Problem details -
Separate out the lines that hold "this".
Begin
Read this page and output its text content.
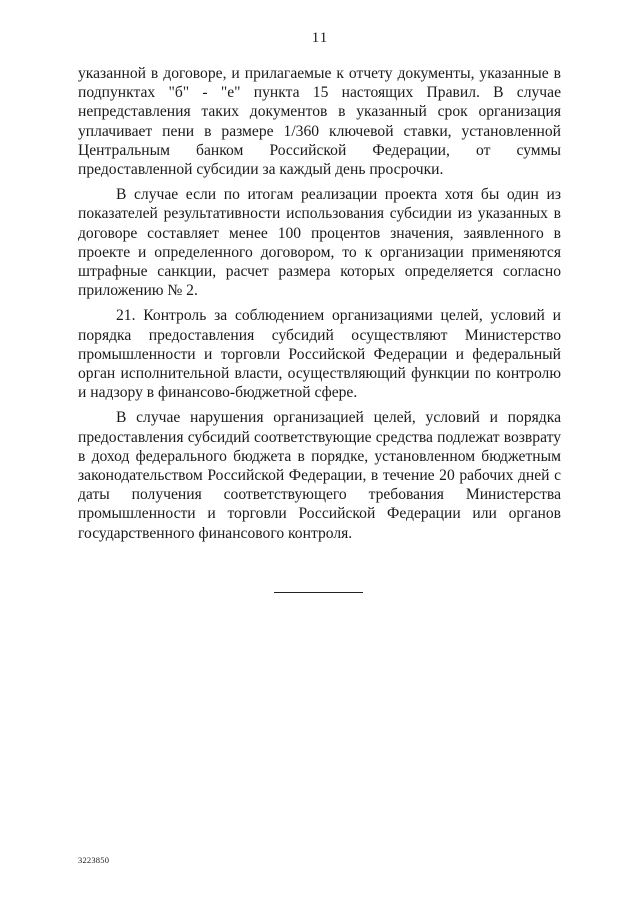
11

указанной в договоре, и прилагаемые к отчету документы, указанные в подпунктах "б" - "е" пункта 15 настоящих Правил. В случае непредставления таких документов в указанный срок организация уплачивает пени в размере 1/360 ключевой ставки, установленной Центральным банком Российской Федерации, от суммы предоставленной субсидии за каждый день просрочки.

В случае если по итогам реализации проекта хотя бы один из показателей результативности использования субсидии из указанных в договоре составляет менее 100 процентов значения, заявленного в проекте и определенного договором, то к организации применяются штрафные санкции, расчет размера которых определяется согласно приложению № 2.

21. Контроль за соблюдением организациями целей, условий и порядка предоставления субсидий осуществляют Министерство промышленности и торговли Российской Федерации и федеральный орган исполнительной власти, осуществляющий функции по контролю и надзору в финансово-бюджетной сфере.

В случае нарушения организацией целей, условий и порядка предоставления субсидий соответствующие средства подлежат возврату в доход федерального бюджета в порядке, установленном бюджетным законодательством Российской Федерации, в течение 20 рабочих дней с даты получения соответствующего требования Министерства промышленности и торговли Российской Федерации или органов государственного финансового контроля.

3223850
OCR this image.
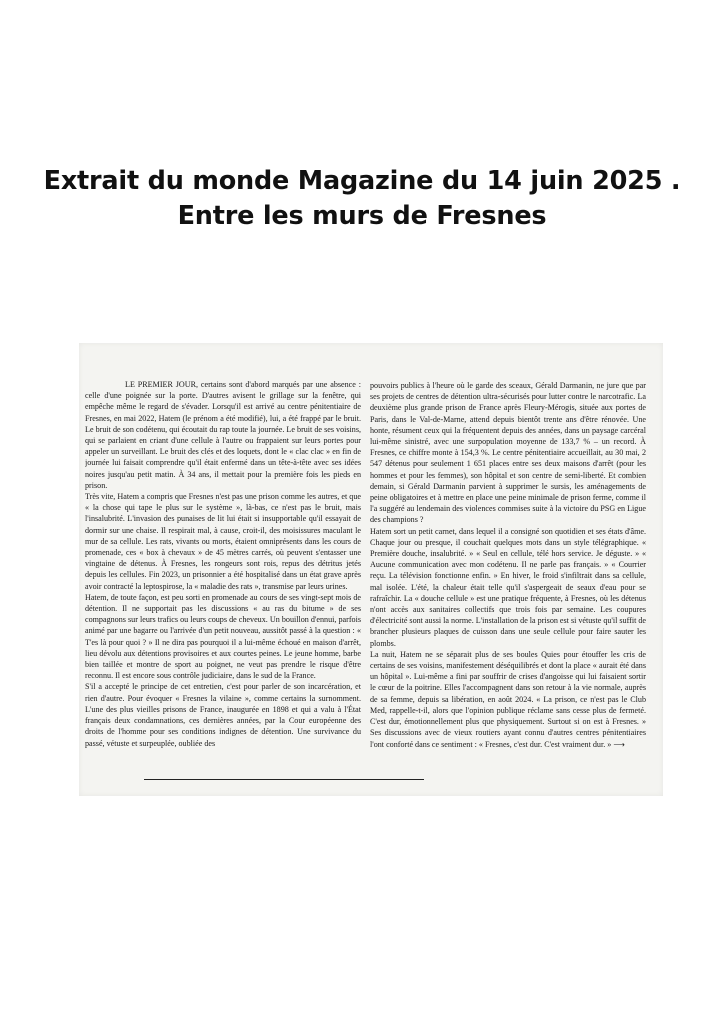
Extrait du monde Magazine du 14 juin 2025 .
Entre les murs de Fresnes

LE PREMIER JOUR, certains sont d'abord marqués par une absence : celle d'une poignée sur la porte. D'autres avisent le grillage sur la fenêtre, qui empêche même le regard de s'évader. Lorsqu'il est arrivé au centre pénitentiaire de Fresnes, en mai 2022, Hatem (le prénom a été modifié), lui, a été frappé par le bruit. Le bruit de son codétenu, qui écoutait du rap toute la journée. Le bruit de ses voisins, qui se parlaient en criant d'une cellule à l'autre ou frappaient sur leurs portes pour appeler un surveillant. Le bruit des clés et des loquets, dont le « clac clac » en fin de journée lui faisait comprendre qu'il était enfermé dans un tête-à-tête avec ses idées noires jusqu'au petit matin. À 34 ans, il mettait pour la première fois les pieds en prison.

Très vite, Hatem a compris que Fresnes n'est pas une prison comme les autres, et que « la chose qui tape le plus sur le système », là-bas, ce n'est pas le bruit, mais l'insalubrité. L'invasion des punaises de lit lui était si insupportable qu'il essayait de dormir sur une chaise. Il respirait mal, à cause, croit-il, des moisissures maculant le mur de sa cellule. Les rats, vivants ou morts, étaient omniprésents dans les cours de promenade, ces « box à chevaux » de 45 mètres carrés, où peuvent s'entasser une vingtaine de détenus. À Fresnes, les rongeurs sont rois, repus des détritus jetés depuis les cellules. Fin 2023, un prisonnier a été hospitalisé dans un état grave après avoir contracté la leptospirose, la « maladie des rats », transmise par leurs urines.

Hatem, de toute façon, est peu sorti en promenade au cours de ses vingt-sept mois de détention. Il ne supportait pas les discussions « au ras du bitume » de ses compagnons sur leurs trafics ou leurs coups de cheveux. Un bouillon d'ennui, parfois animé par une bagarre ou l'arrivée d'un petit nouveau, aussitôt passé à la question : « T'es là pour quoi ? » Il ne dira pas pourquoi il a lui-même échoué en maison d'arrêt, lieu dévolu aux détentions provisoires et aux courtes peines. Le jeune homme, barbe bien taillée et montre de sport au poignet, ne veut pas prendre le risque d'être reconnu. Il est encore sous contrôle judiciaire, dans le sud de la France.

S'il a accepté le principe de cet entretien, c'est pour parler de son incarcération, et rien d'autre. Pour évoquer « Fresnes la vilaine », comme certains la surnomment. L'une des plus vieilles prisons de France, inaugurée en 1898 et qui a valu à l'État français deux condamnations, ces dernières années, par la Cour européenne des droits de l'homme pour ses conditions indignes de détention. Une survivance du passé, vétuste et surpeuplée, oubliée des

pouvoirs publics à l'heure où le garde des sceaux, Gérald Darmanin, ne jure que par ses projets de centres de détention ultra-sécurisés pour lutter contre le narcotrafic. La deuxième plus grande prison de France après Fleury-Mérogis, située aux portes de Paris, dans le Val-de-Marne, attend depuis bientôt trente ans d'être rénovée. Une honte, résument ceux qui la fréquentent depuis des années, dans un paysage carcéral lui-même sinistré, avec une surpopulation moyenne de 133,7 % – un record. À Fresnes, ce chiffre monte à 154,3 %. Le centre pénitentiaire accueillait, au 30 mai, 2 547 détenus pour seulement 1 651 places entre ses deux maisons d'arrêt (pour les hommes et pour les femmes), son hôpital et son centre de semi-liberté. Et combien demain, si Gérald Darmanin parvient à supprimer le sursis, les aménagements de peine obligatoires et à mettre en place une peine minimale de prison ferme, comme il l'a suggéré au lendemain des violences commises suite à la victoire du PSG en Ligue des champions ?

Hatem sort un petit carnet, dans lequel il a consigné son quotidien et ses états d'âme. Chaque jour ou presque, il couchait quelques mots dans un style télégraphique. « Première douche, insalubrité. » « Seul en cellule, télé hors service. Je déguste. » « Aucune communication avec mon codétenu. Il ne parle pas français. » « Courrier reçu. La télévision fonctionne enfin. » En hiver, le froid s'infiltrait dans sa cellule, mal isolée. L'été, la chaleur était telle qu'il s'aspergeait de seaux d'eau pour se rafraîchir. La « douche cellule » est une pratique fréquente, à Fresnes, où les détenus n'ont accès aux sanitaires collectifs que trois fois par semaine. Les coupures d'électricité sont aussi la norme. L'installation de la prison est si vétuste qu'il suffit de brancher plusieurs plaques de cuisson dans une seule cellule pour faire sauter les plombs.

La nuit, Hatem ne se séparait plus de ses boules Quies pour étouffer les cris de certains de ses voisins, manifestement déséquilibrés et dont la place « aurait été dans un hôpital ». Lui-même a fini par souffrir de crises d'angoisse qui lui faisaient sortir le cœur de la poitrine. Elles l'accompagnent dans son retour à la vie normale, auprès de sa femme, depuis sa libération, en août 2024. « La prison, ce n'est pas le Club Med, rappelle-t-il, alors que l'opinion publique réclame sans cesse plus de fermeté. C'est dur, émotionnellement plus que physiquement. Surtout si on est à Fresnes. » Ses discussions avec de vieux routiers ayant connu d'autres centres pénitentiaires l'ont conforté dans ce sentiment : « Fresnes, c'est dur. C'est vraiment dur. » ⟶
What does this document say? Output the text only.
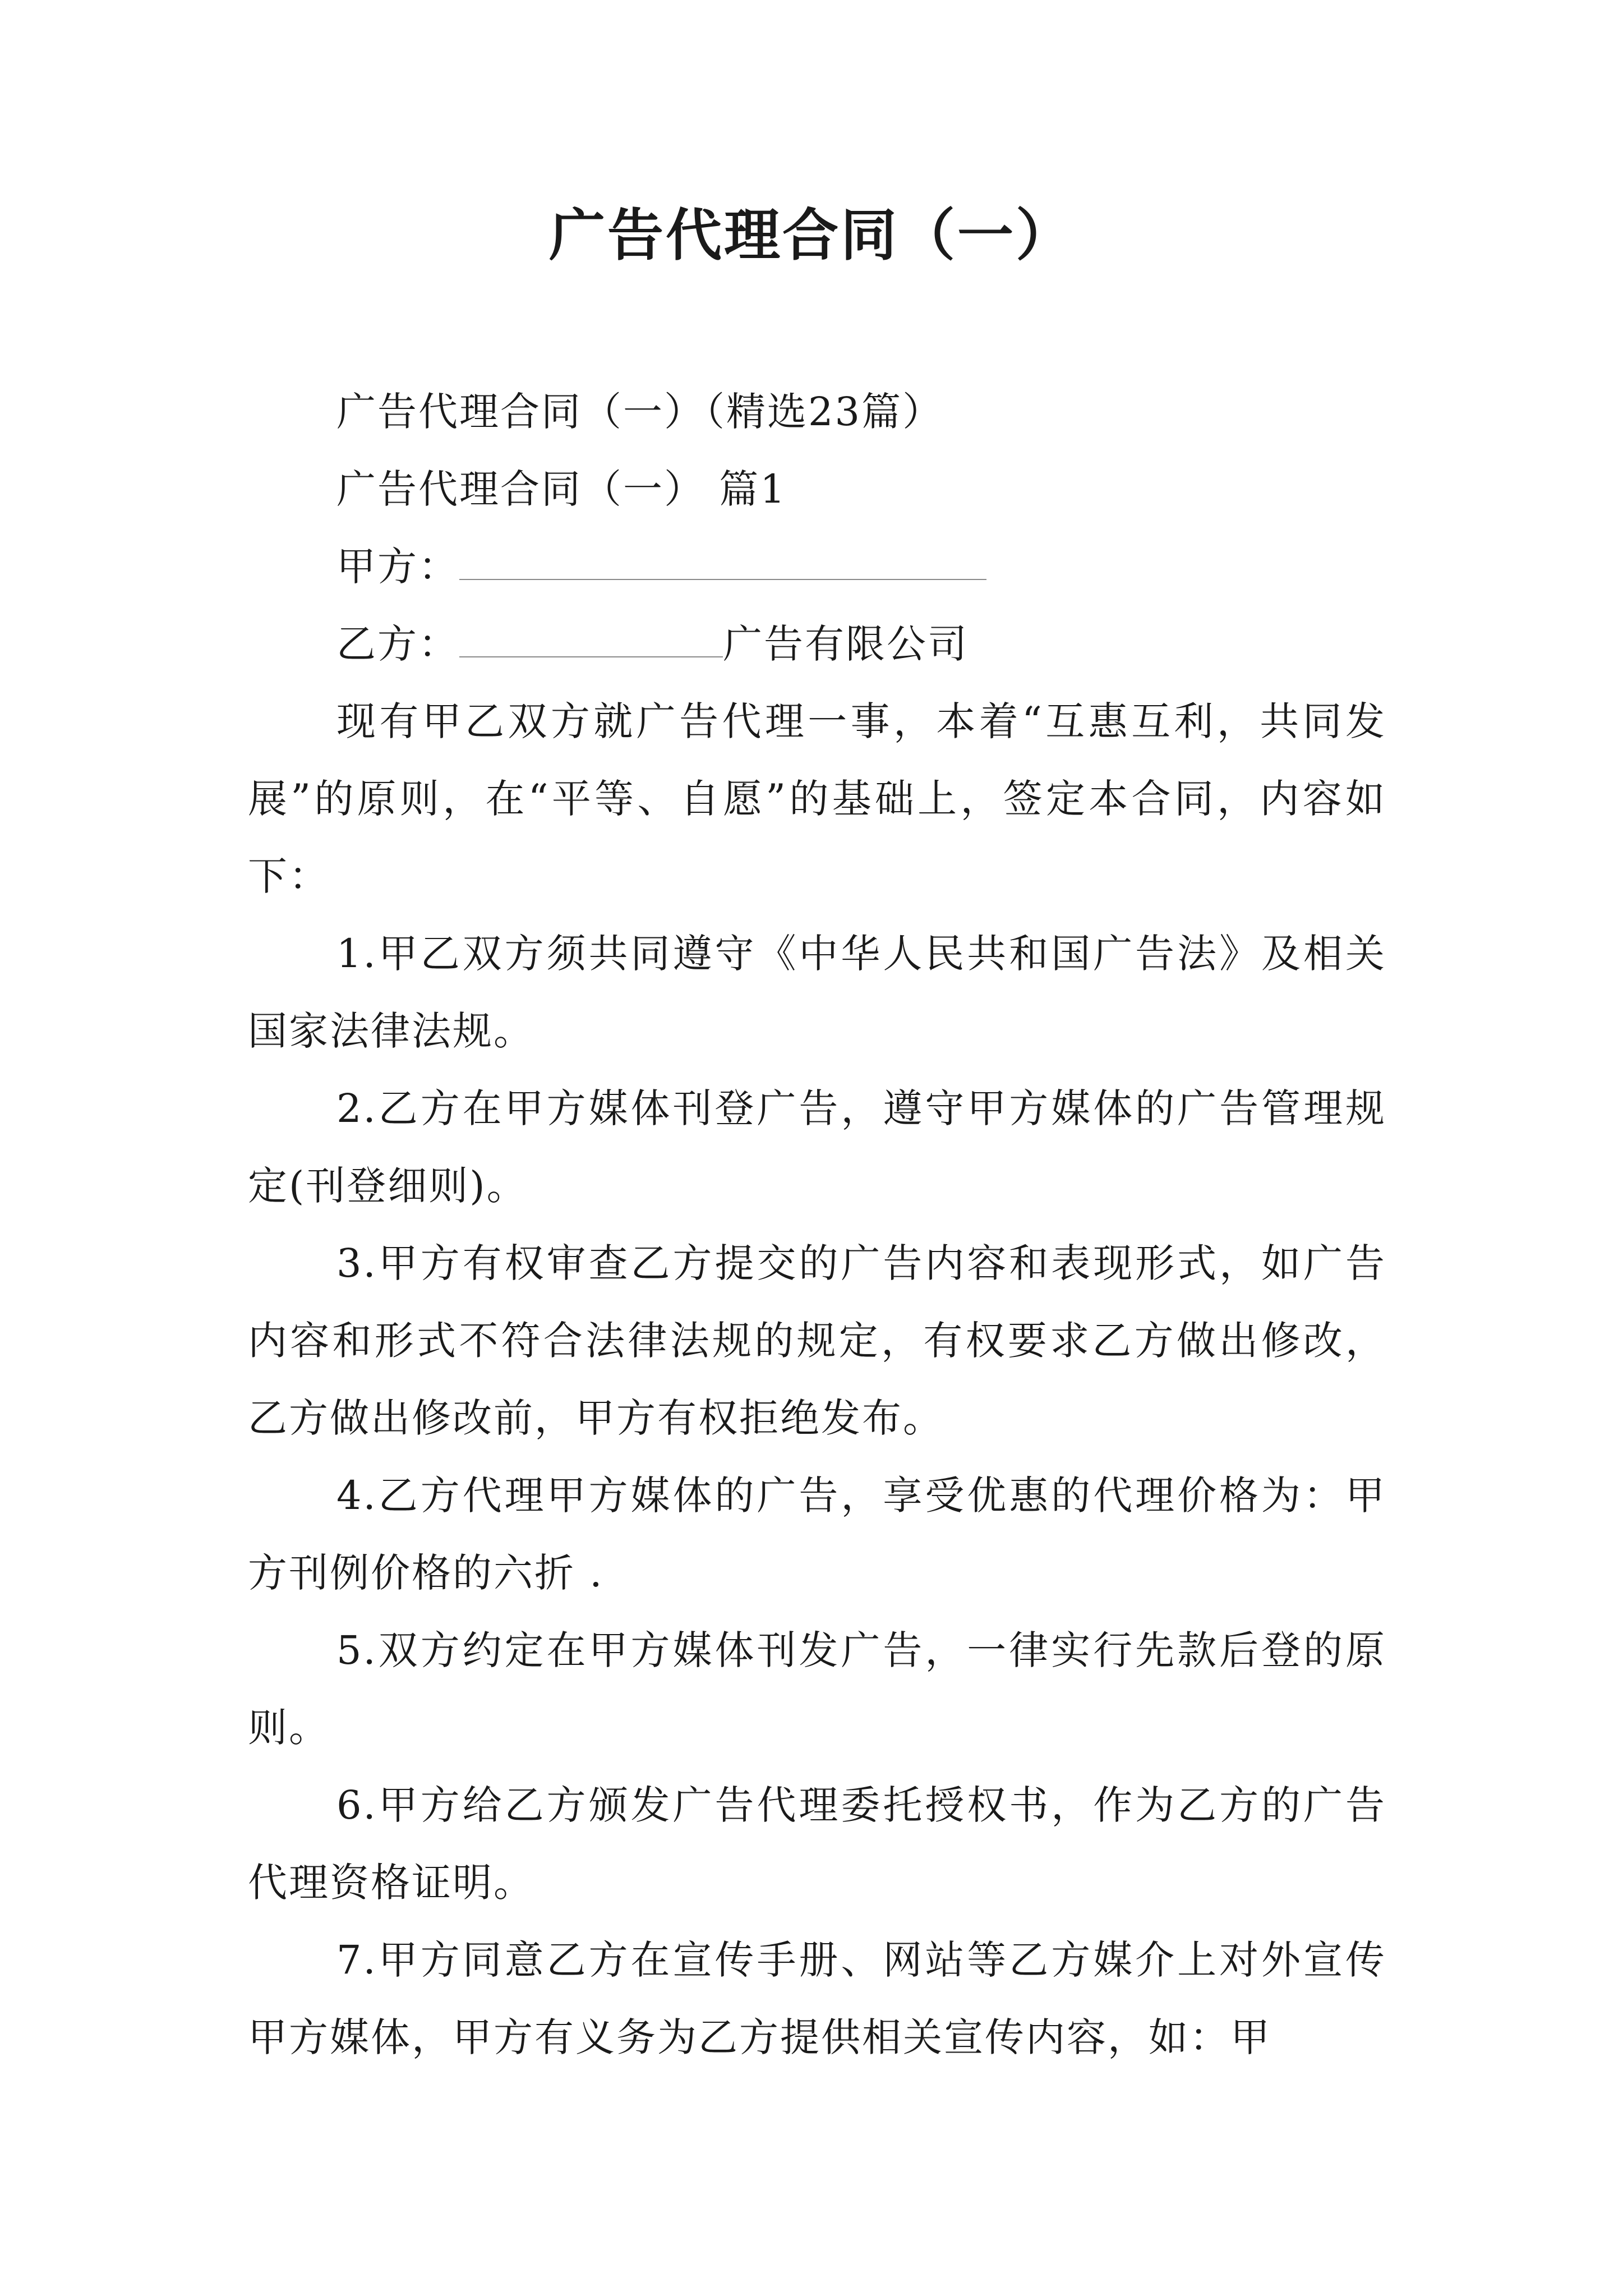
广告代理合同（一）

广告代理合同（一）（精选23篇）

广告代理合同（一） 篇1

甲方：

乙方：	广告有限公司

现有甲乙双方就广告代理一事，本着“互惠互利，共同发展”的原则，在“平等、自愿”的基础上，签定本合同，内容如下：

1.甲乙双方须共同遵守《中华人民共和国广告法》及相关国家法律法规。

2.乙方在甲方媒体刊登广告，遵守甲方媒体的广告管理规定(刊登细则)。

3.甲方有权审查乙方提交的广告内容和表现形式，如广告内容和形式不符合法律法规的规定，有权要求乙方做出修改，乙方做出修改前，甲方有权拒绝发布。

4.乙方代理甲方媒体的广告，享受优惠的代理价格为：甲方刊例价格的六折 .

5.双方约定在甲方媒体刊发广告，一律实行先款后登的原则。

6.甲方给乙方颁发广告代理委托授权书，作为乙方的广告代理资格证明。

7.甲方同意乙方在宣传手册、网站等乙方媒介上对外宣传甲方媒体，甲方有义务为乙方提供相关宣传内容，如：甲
End
The answer -
Read this page and output its text content.
OCR this image.
What does this document say? Output the text only.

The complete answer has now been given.